* [Problem details]: Below are the records; copy each line in them that holds the word "Prediction".

[begin Extracted data]

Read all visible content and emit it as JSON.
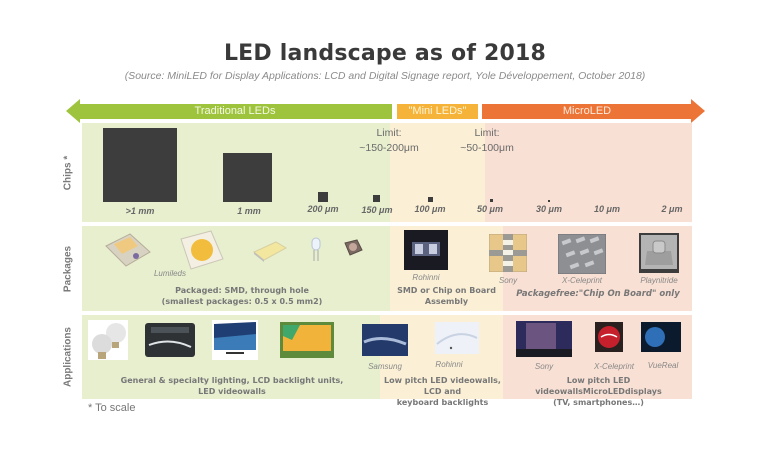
{
  "title": "LED landscape as of 2018",
  "subtitle": "(Source: MiniLED for Display Applications: LCD and Digital Signage report, Yole Développement, October 2018)",
  "bands": {
    "traditional": "Traditional LEDs",
    "mini": "\"Mini LEDs\"",
    "micro": "MicroLED"
  },
  "colors": {
    "traditional": "#9ec43d",
    "mini": "#f5b33a",
    "micro": "#ed7437"
  },
  "rows": {
    "chips": "Chips *",
    "packages": "Packages",
    "applications": "Applications"
  },
  "chips": {
    "sizes": [
      ">1 mm",
      "1 mm",
      "200 μm",
      "150 μm",
      "100 μm",
      "50 μm",
      "30 μm",
      "10 μm",
      "2 μm"
    ],
    "limit_mini": {
      "line1": "Limit:",
      "line2": "~150-200μm"
    },
    "limit_micro": {
      "line1": "Limit:",
      "line2": "~50-100μm"
    }
  },
  "packages": {
    "traditional_brand": "Lumileds",
    "traditional_caption_1": "Packaged: SMD, through hole",
    "traditional_caption_2": "(smallest packages: 0.5 x 0.5 mm2)",
    "mini_brand": "Rohinni",
    "mini_caption_1": "SMD or Chip on Board",
    "mini_caption_2": "Assembly",
    "micro_brands": [
      "Sony",
      "X-Celeprint",
      "Playnitride"
    ],
    "micro_caption": "Packagefree:\"Chip On Board\" only"
  },
  "applications": {
    "traditional_caption_1": "General & specialty lighting, LCD backlight units,",
    "traditional_caption_2": "LED videowalls",
    "mini_brands": [
      "Samsung",
      "Rohinni"
    ],
    "mini_caption_1": "Low pitch LED videowalls, LCD and",
    "mini_caption_2": "keyboard  backlights",
    "micro_brands": [
      "Sony",
      "X-Celeprint",
      "VueReal"
    ],
    "micro_caption_1a": "Low pitch LED videowalls",
    "micro_caption_1b": "MicroLEDdisplays",
    "micro_caption_2": "(TV, smartphones…)"
  },
  "footnote": "* To scale"
}
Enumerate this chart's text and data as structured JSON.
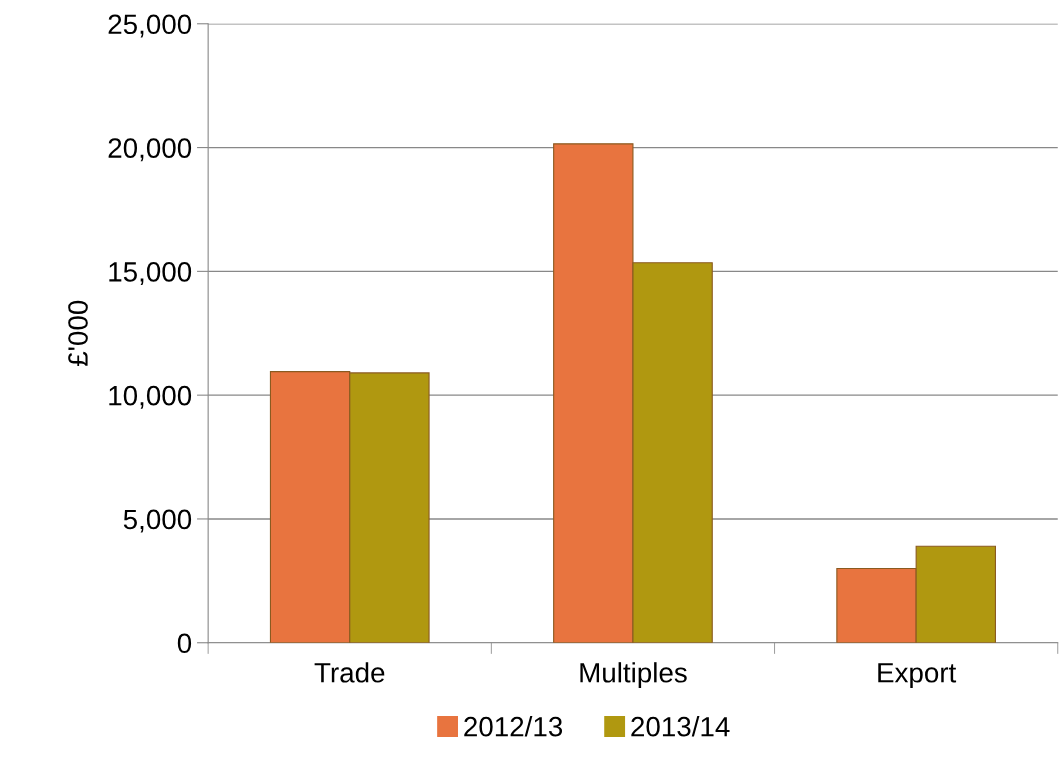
{
  "chart_data": {
    "type": "bar",
    "ylabel": "£'000",
    "categories": [
      "Trade",
      "Multiples",
      "Export"
    ],
    "series": [
      {
        "name": "2012/13",
        "color": "#e8743f",
        "values": [
          10950,
          20150,
          3000
        ]
      },
      {
        "name": "2013/14",
        "color": "#b09810",
        "values": [
          10900,
          15350,
          3900
        ]
      }
    ],
    "ylim": [
      0,
      25000
    ],
    "yticks": [
      {
        "value": 0,
        "label": "0"
      },
      {
        "value": 5000,
        "label": "5,000"
      },
      {
        "value": 10000,
        "label": "10,000"
      },
      {
        "value": 15000,
        "label": "15,000"
      },
      {
        "value": 20000,
        "label": "20,000"
      },
      {
        "value": 25000,
        "label": "25,000"
      }
    ],
    "grid": "y",
    "legend": "bottom"
  }
}
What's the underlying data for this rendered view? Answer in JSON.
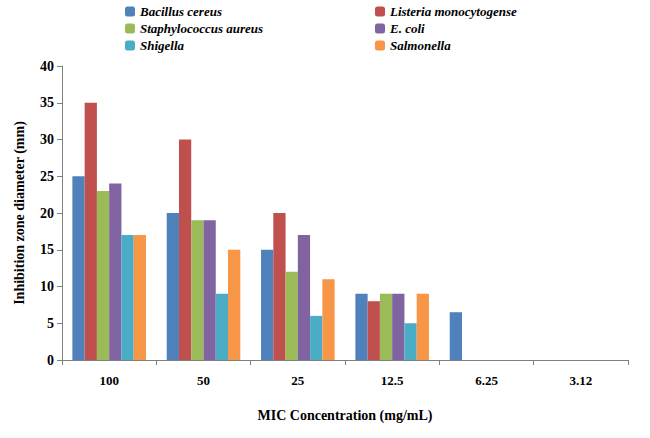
{
  "chart_data": {
    "type": "bar",
    "x_label": "MIC Concentration (mg/mL)",
    "y_label": "Inhibition zone diameter (mm)",
    "categories": [
      "100",
      "50",
      "25",
      "12.5",
      "6.25",
      "3.12"
    ],
    "series": [
      {
        "name": "Bacillus cereus",
        "color": "#4f81bd",
        "values": [
          25,
          20,
          15,
          9,
          6.5,
          null
        ]
      },
      {
        "name": "Listeria monocytogense",
        "color": "#c0504d",
        "values": [
          35,
          30,
          20,
          8,
          null,
          null
        ]
      },
      {
        "name": "Staphylococcus aureus",
        "color": "#9bbb59",
        "values": [
          23,
          19,
          12,
          9,
          null,
          null
        ]
      },
      {
        "name": "E. coli",
        "color": "#8064a2",
        "values": [
          24,
          19,
          17,
          9,
          null,
          null
        ]
      },
      {
        "name": "Shigella",
        "color": "#4bacc6",
        "values": [
          17,
          9,
          6,
          5,
          null,
          null
        ]
      },
      {
        "name": "Salmonella",
        "color": "#f79646",
        "values": [
          17,
          15,
          11,
          9,
          null,
          null
        ]
      }
    ],
    "ylim": [
      0,
      40
    ],
    "yticks": [
      0,
      5,
      10,
      15,
      20,
      25,
      30,
      35,
      40
    ],
    "grid": false,
    "legend": "top"
  }
}
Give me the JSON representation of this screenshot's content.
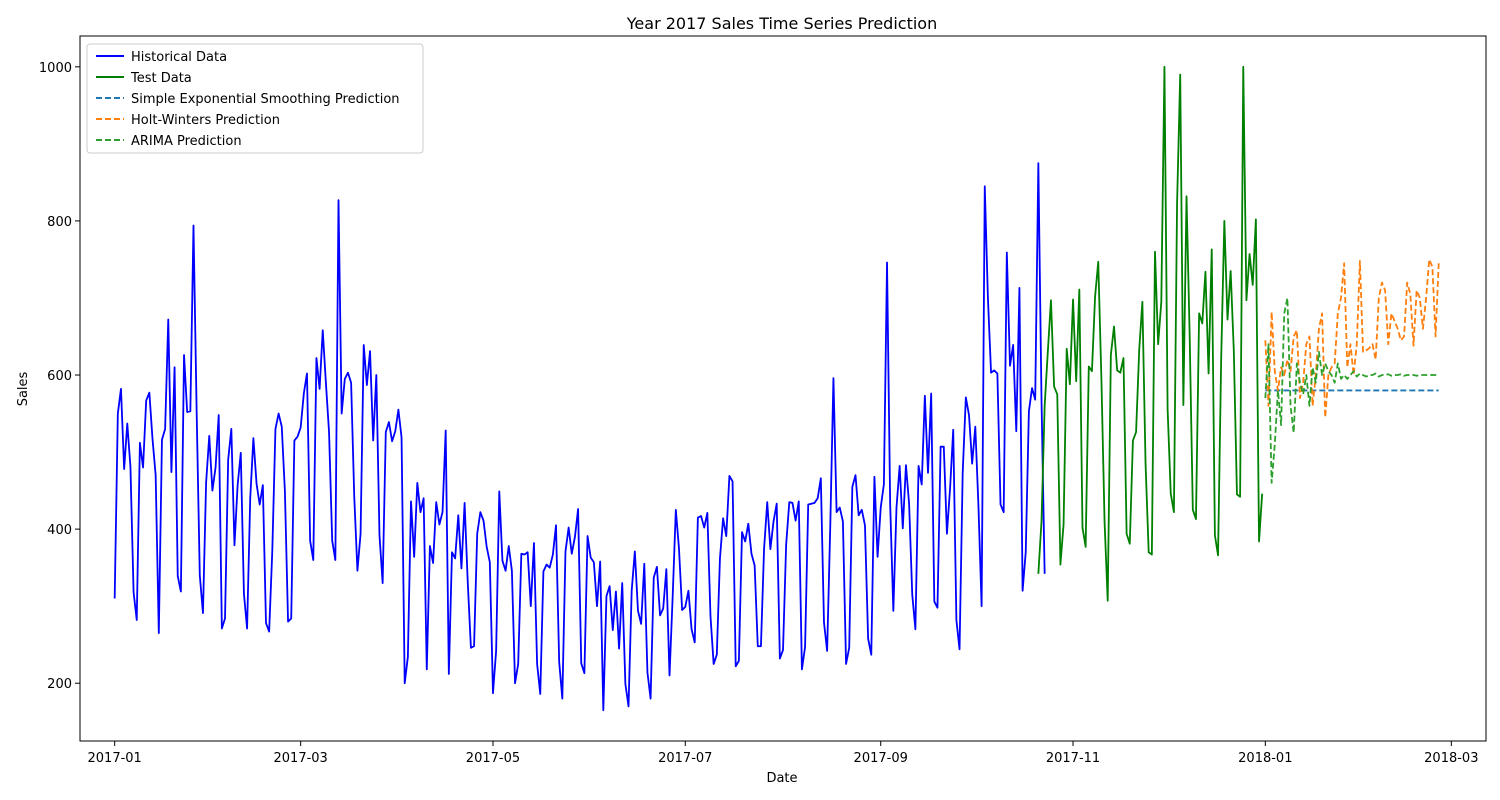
{
  "chart_data": {
    "type": "line",
    "title": "Year 2017 Sales Time Series Prediction",
    "xlabel": "Date",
    "ylabel": "Sales",
    "xlim": [
      "2016-12-21",
      "2018-03-12"
    ],
    "ylim": [
      125,
      1040
    ],
    "x_ticks": [
      "2017-01",
      "2017-03",
      "2017-05",
      "2017-07",
      "2017-09",
      "2017-11",
      "2018-01",
      "2018-03"
    ],
    "y_ticks": [
      200,
      400,
      600,
      800,
      1000
    ],
    "grid": false,
    "legend_position": "top-left",
    "series": [
      {
        "name": "Historical Data",
        "color": "#0000ff",
        "dash": "solid",
        "start_date": "2017-01-01",
        "step_days": 1,
        "values": [
          310,
          550,
          582,
          478,
          537,
          481,
          318,
          282,
          512,
          480,
          567,
          577,
          517,
          470,
          265,
          516,
          530,
          672,
          474,
          610,
          339,
          319,
          626,
          552,
          553,
          794,
          553,
          340,
          291,
          460,
          521,
          450,
          480,
          548,
          271,
          284,
          490,
          530,
          379,
          457,
          499,
          316,
          271,
          440,
          518,
          459,
          432,
          457,
          278,
          267,
          372,
          530,
          550,
          533,
          449,
          280,
          284,
          515,
          520,
          532,
          576,
          602,
          385,
          360,
          622,
          582,
          658,
          590,
          526,
          385,
          360,
          827,
          550,
          595,
          603,
          590,
          442,
          346,
          394,
          639,
          587,
          631,
          515,
          600,
          392,
          330,
          526,
          539,
          514,
          527,
          555,
          519,
          200,
          234,
          436,
          364,
          460,
          422,
          440,
          218,
          378,
          356,
          435,
          406,
          422,
          528,
          212,
          370,
          362,
          418,
          349,
          434,
          331,
          246,
          248,
          394,
          422,
          411,
          377,
          357,
          187,
          242,
          449,
          359,
          346,
          378,
          346,
          200,
          225,
          368,
          367,
          370,
          300,
          382,
          225,
          186,
          345,
          354,
          350,
          367,
          405,
          228,
          180,
          371,
          402,
          368,
          390,
          426,
          226,
          213,
          391,
          363,
          357,
          300,
          358,
          165,
          313,
          326,
          269,
          319,
          245,
          330,
          199,
          170,
          320,
          371,
          294,
          277,
          355,
          214,
          180,
          337,
          351,
          288,
          297,
          348,
          210,
          312,
          425,
          375,
          295,
          299,
          320,
          270,
          253,
          415,
          417,
          402,
          421,
          287,
          225,
          237,
          362,
          414,
          391,
          469,
          462,
          222,
          229,
          396,
          384,
          407,
          368,
          353,
          248,
          248,
          375,
          435,
          374,
          410,
          433,
          232,
          243,
          380,
          435,
          434,
          411,
          436,
          218,
          247,
          432,
          433,
          434,
          440,
          466,
          279,
          242,
          405,
          596,
          422,
          428,
          410,
          225,
          246,
          455,
          470,
          418,
          425,
          405,
          258,
          237,
          468,
          364,
          428,
          458,
          746,
          432,
          294,
          428,
          482,
          401,
          483,
          433,
          315,
          270,
          482,
          458,
          573,
          473,
          576,
          306,
          298,
          507,
          507,
          394,
          453,
          529,
          282,
          244,
          473,
          571,
          548,
          485,
          533,
          430,
          300,
          845,
          700,
          603,
          606,
          602,
          432,
          422,
          759,
          612,
          639,
          527,
          713,
          320,
          370,
          553,
          583,
          568,
          875,
          568,
          342
        ]
      },
      {
        "name": "Test Data",
        "color": "#008000",
        "dash": "solid",
        "start_date": "2017-10-21",
        "step_days": 1,
        "values": [
          342,
          410,
          560,
          630,
          697,
          585,
          575,
          354,
          406,
          634,
          588,
          698,
          592,
          711,
          402,
          377,
          611,
          605,
          702,
          747,
          595,
          410,
          307,
          626,
          663,
          606,
          603,
          622,
          394,
          381,
          515,
          526,
          633,
          695,
          486,
          370,
          367,
          760,
          640,
          695,
          1000,
          556,
          446,
          422,
          822,
          990,
          561,
          832,
          651,
          425,
          413,
          680,
          667,
          734,
          602,
          763,
          392,
          366,
          622,
          800,
          672,
          735,
          632,
          445,
          442,
          1000,
          697,
          757,
          717,
          802,
          384,
          446
        ]
      },
      {
        "name": "Simple Exponential Smoothing Prediction",
        "color": "#1f77b4",
        "dash": "dashed",
        "start_date": "2018-01-01",
        "step_days": 1,
        "values": [
          580,
          580,
          580,
          580,
          580,
          580,
          580,
          580,
          580,
          580,
          580,
          580,
          580,
          580,
          580,
          580,
          580,
          580,
          580,
          580,
          580,
          580,
          580,
          580,
          580,
          580,
          580,
          580,
          580,
          580,
          580,
          580,
          580,
          580,
          580,
          580,
          580,
          580,
          580,
          580,
          580,
          580,
          580,
          580,
          580,
          580,
          580,
          580,
          580,
          580,
          580,
          580,
          580,
          580,
          580,
          580
        ]
      },
      {
        "name": "Holt-Winters Prediction",
        "color": "#ff7f0e",
        "dash": "dashed",
        "start_date": "2018-01-01",
        "step_days": 1,
        "values": [
          645,
          560,
          682,
          605,
          580,
          610,
          600,
          620,
          605,
          650,
          658,
          570,
          590,
          640,
          650,
          560,
          600,
          660,
          680,
          545,
          600,
          610,
          615,
          680,
          700,
          745,
          610,
          640,
          600,
          640,
          748,
          630,
          632,
          635,
          640,
          620,
          700,
          720,
          710,
          640,
          680,
          670,
          660,
          645,
          650,
          720,
          705,
          638,
          710,
          700,
          660,
          700,
          750,
          740,
          650,
          745
        ]
      },
      {
        "name": "ARIMA Prediction",
        "color": "#2ca02c",
        "dash": "dashed",
        "start_date": "2018-01-01",
        "step_days": 1,
        "values": [
          570,
          640,
          460,
          510,
          580,
          535,
          680,
          700,
          560,
          525,
          615,
          590,
          575,
          600,
          560,
          610,
          590,
          630,
          600,
          615,
          605,
          600,
          590,
          615,
          595,
          600,
          595,
          600,
          605,
          598,
          602,
          600,
          598,
          600,
          600,
          602,
          598,
          600,
          600,
          601,
          599,
          600,
          600,
          601,
          599,
          600,
          600,
          600,
          599,
          600,
          600,
          600,
          600,
          600,
          600,
          600
        ]
      }
    ]
  }
}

[end Extracted data]

* [Solved exercise]:
    "title": "Year 2017 Sales Time Series Prediction",
        "name": "Simple Exponential Smoothing Prediction",
        "name": "Holt-Winters Prediction",
        "name": "ARIMA Prediction",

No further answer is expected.